*Work to do*:
Format every line of the material below as a numbered list, omitting blank lines.

*Input material*:
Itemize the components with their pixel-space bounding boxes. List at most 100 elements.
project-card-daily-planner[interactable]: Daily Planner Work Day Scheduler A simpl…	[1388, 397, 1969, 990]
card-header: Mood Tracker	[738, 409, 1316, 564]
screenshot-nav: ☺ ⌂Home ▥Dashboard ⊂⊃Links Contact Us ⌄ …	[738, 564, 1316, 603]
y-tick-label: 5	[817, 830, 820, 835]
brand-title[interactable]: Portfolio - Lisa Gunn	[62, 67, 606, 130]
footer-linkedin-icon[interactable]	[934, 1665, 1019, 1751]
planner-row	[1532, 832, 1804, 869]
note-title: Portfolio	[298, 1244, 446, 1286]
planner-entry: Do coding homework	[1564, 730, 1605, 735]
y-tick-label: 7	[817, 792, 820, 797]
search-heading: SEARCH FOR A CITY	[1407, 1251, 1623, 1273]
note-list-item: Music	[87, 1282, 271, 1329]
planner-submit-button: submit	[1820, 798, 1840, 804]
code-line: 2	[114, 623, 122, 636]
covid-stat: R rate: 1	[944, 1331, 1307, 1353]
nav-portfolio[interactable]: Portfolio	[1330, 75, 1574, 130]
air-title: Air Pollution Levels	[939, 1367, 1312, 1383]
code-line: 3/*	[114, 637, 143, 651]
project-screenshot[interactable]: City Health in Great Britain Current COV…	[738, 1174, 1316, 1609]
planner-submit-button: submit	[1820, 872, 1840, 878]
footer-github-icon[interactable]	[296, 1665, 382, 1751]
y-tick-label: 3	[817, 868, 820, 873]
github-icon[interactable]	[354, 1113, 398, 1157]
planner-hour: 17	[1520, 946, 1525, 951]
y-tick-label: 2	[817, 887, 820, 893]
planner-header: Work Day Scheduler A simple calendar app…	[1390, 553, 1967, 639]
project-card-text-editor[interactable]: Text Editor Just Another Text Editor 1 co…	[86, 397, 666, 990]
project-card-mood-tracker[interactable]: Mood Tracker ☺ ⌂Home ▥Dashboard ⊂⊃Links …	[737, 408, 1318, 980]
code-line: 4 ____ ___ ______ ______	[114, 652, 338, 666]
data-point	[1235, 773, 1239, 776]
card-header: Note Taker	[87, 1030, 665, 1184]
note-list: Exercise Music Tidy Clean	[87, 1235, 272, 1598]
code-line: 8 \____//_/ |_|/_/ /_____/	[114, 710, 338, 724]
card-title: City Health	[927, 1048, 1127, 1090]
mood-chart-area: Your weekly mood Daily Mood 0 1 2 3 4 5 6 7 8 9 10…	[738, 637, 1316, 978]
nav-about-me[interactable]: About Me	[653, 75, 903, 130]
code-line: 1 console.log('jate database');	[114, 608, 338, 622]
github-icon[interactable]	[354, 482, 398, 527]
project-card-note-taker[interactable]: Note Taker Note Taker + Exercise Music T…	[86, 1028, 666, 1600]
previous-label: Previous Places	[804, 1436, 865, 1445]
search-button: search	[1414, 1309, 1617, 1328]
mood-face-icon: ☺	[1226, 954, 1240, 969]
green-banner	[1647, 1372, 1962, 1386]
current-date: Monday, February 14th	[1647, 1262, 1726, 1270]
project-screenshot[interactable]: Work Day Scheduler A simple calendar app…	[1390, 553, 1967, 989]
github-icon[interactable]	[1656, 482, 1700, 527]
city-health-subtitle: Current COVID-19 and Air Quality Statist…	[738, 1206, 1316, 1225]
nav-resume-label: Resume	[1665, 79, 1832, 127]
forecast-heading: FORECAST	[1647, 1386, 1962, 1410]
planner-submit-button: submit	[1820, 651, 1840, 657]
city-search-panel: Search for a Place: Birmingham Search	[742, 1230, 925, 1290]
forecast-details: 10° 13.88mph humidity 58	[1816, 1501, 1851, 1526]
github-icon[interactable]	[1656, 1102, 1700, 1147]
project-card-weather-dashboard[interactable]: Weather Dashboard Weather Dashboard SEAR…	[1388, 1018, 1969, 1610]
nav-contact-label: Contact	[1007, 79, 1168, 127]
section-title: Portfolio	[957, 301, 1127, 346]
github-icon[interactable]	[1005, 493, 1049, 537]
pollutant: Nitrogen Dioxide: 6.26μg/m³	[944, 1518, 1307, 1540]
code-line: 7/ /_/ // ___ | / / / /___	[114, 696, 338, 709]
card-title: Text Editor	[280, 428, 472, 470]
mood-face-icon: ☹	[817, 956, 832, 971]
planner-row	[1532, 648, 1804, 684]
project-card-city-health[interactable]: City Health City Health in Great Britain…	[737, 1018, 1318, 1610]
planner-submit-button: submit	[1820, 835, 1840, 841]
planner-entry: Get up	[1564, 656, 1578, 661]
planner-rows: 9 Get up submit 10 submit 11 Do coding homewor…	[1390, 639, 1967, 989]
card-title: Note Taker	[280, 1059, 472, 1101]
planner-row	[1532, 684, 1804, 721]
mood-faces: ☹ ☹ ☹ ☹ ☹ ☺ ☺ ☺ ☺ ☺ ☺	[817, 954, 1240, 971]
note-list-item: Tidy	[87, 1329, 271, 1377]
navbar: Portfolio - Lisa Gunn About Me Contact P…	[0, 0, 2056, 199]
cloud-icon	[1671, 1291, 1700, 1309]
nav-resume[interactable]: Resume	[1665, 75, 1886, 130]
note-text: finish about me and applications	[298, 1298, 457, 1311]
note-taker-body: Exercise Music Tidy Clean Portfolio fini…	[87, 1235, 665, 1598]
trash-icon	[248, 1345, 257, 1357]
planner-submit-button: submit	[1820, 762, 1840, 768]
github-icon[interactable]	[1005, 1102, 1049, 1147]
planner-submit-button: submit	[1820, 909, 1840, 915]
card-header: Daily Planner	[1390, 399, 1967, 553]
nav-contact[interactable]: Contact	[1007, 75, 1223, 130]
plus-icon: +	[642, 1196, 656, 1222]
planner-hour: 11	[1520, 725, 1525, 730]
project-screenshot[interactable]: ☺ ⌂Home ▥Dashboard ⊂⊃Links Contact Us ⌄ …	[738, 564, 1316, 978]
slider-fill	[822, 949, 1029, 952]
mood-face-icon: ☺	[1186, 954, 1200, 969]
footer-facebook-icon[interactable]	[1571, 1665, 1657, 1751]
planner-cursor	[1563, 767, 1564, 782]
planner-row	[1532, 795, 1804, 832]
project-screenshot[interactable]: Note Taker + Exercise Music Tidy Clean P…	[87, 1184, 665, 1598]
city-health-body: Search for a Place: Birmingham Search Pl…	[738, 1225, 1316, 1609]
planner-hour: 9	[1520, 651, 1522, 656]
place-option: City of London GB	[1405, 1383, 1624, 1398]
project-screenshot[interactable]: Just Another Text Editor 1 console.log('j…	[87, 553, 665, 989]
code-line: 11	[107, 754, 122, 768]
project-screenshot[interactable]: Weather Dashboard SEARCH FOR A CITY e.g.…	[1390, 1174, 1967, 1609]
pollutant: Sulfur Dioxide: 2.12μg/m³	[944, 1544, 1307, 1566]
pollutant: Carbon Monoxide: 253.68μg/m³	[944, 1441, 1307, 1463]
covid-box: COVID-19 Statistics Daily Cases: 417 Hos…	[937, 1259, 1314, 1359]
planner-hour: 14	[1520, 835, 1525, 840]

*The result*:
1. Itemize the components with their pixel-space bounding boxes. List at most 100 elements.
2. project-card-daily-planner[interactable]: Daily Planner Work Day Scheduler A simpl…	[1388, 397, 1969, 990]
3. card-header: Mood Tracker	[738, 409, 1316, 564]
4. screenshot-nav: ☺ ⌂Home ▥Dashboard ⊂⊃Links Contact Us ⌄ …	[738, 564, 1316, 603]
5. y-tick-label: 5	[817, 830, 820, 835]
6. brand-title[interactable]: Portfolio - Lisa Gunn	[62, 67, 606, 130]
7. footer-linkedin-icon[interactable]	[934, 1665, 1019, 1751]
8. planner-row	[1532, 832, 1804, 869]
9. note-title: Portfolio	[298, 1244, 446, 1286]
10. planner-entry: Do coding homework	[1564, 730, 1605, 735]
11. y-tick-label: 7	[817, 792, 820, 797]
12. search-heading: SEARCH FOR A CITY	[1407, 1251, 1623, 1273]
13. note-list-item: Music	[87, 1282, 271, 1329]
14. planner-submit-button: submit	[1820, 798, 1840, 804]
15. code-line: 2	[114, 623, 122, 636]
16. covid-stat: R rate: 1	[944, 1331, 1307, 1353]
17. nav-portfolio[interactable]: Portfolio	[1330, 75, 1574, 130]
18. air-title: Air Pollution Levels	[939, 1367, 1312, 1383]
19. code-line: 3/*	[114, 637, 143, 651]
20. project-screenshot[interactable]: City Health in Great Britain Current COV…	[738, 1174, 1316, 1609]
21. planner-submit-button: submit	[1820, 872, 1840, 878]
22. footer-github-icon[interactable]	[296, 1665, 382, 1751]
23. y-tick-label: 3	[817, 868, 820, 873]
24. github-icon[interactable]	[354, 1113, 398, 1157]
25. planner-hour: 17	[1520, 946, 1525, 951]
26. y-tick-label: 2	[817, 887, 820, 893]
27. planner-header: Work Day Scheduler A simple calendar app…	[1390, 553, 1967, 639]
28. project-card-text-editor[interactable]: Text Editor Just Another Text Editor 1 co…	[86, 397, 666, 990]
29. project-card-mood-tracker[interactable]: Mood Tracker ☺ ⌂Home ▥Dashboard ⊂⊃Links …	[737, 408, 1318, 980]
30. code-line: 4 ____ ___ ______ ______	[114, 652, 338, 666]
31. data-point	[1235, 773, 1239, 776]
32. card-header: Note Taker	[87, 1030, 665, 1184]
33. note-list: Exercise Music Tidy Clean	[87, 1235, 272, 1598]
34. code-line: 8 \____//_/ |_|/_/ /_____/	[114, 710, 338, 724]
35. card-title: City Health	[927, 1048, 1127, 1090]
36. mood-chart-area: Your weekly mood Daily Mood 0 1 2 3 4 5 6 7 8 9 10…	[738, 637, 1316, 978]
37. nav-about-me[interactable]: About Me	[653, 75, 903, 130]
38. code-line: 1 console.log('jate database');	[114, 608, 338, 622]
39. github-icon[interactable]	[354, 482, 398, 527]
40. project-card-note-taker[interactable]: Note Taker Note Taker + Exercise Music T…	[86, 1028, 666, 1600]
41. previous-label: Previous Places	[804, 1436, 865, 1445]
42. search-button: search	[1414, 1309, 1617, 1328]
43. mood-face-icon: ☺	[1226, 954, 1240, 969]
44. green-banner	[1647, 1372, 1962, 1386]
45. current-date: Monday, February 14th	[1647, 1262, 1726, 1270]
46. project-screenshot[interactable]: Work Day Scheduler A simple calendar app…	[1390, 553, 1967, 989]
47. github-icon[interactable]	[1656, 482, 1700, 527]
48. city-health-subtitle: Current COVID-19 and Air Quality Statist…	[738, 1206, 1316, 1225]
49. nav-resume-label: Resume	[1665, 79, 1832, 127]
50. forecast-heading: FORECAST	[1647, 1386, 1962, 1410]
51. planner-submit-button: submit	[1820, 651, 1840, 657]
52. city-search-panel: Search for a Place: Birmingham Search	[742, 1230, 925, 1290]
53. forecast-details: 10° 13.88mph humidity 58	[1816, 1501, 1851, 1526]
54. github-icon[interactable]	[1656, 1102, 1700, 1147]
55. project-card-weather-dashboard[interactable]: Weather Dashboard Weather Dashboard SEAR…	[1388, 1018, 1969, 1610]
56. nav-contact-label: Contact	[1007, 79, 1168, 127]
57. section-title: Portfolio	[957, 301, 1127, 346]
58. github-icon[interactable]	[1005, 493, 1049, 537]
59. pollutant: Nitrogen Dioxide: 6.26μg/m³	[944, 1518, 1307, 1540]
60. code-line: 7/ /_/ // ___ | / / / /___	[114, 696, 338, 709]
61. card-title: Text Editor	[280, 428, 472, 470]
62. mood-face-icon: ☹	[817, 956, 832, 971]
63. planner-row	[1532, 648, 1804, 684]
64. project-card-city-health[interactable]: City Health City Health in Great Britain…	[737, 1018, 1318, 1610]
65. planner-submit-button: submit	[1820, 835, 1840, 841]
66. planner-entry: Get up	[1564, 656, 1578, 661]
67. planner-rows: 9 Get up submit 10 submit 11 Do coding homewor…	[1390, 639, 1967, 989]
68. card-title: Note Taker	[280, 1059, 472, 1101]
69. planner-row	[1532, 684, 1804, 721]
70. mood-faces: ☹ ☹ ☹ ☹ ☹ ☺ ☺ ☺ ☺ ☺ ☺	[817, 954, 1240, 971]
71. note-list-item: Tidy	[87, 1329, 271, 1377]
72. navbar: Portfolio - Lisa Gunn About Me Contact P…	[0, 0, 2056, 199]
73. cloud-icon	[1671, 1291, 1700, 1309]
74. nav-resume[interactable]: Resume	[1665, 75, 1886, 130]
75. note-text: finish about me and applications	[298, 1298, 457, 1311]
76. note-taker-body: Exercise Music Tidy Clean Portfolio fini…	[87, 1235, 665, 1598]
77. trash-icon	[248, 1345, 257, 1357]
78. planner-submit-button: submit	[1820, 762, 1840, 768]
79. github-icon[interactable]	[1005, 1102, 1049, 1147]
80. planner-submit-button: submit	[1820, 909, 1840, 915]
81. card-header: Daily Planner	[1390, 399, 1967, 553]
82. nav-contact[interactable]: Contact	[1007, 75, 1223, 130]
83. plus-icon: +	[642, 1196, 656, 1222]
84. planner-hour: 11	[1520, 725, 1525, 730]
85. project-screenshot[interactable]: ☺ ⌂Home ▥Dashboard ⊂⊃Links Contact Us ⌄ …	[738, 564, 1316, 978]
86. slider-fill	[822, 949, 1029, 952]
87. mood-face-icon: ☺	[1186, 954, 1200, 969]
88. footer-facebook-icon[interactable]	[1571, 1665, 1657, 1751]
89. planner-cursor	[1563, 767, 1564, 782]
90. planner-row	[1532, 795, 1804, 832]
91. project-screenshot[interactable]: Note Taker + Exercise Music Tidy Clean P…	[87, 1184, 665, 1598]
92. city-health-body: Search for a Place: Birmingham Search Pl…	[738, 1225, 1316, 1609]
93. planner-hour: 9	[1520, 651, 1522, 656]
94. place-option: City of London GB	[1405, 1383, 1624, 1398]
95. project-screenshot[interactable]: Just Another Text Editor 1 console.log('j…	[87, 553, 665, 989]
96. code-line: 11	[107, 754, 122, 768]
97. project-screenshot[interactable]: Weather Dashboard SEARCH FOR A CITY e.g.…	[1390, 1174, 1967, 1609]
98. pollutant: Sulfur Dioxide: 2.12μg/m³	[944, 1544, 1307, 1566]
99. pollutant: Carbon Monoxide: 253.68μg/m³	[944, 1441, 1307, 1463]
100. covid-box: COVID-19 Statistics Daily Cases: 417 Hos…	[937, 1259, 1314, 1359]
101. planner-hour: 14	[1520, 835, 1525, 840]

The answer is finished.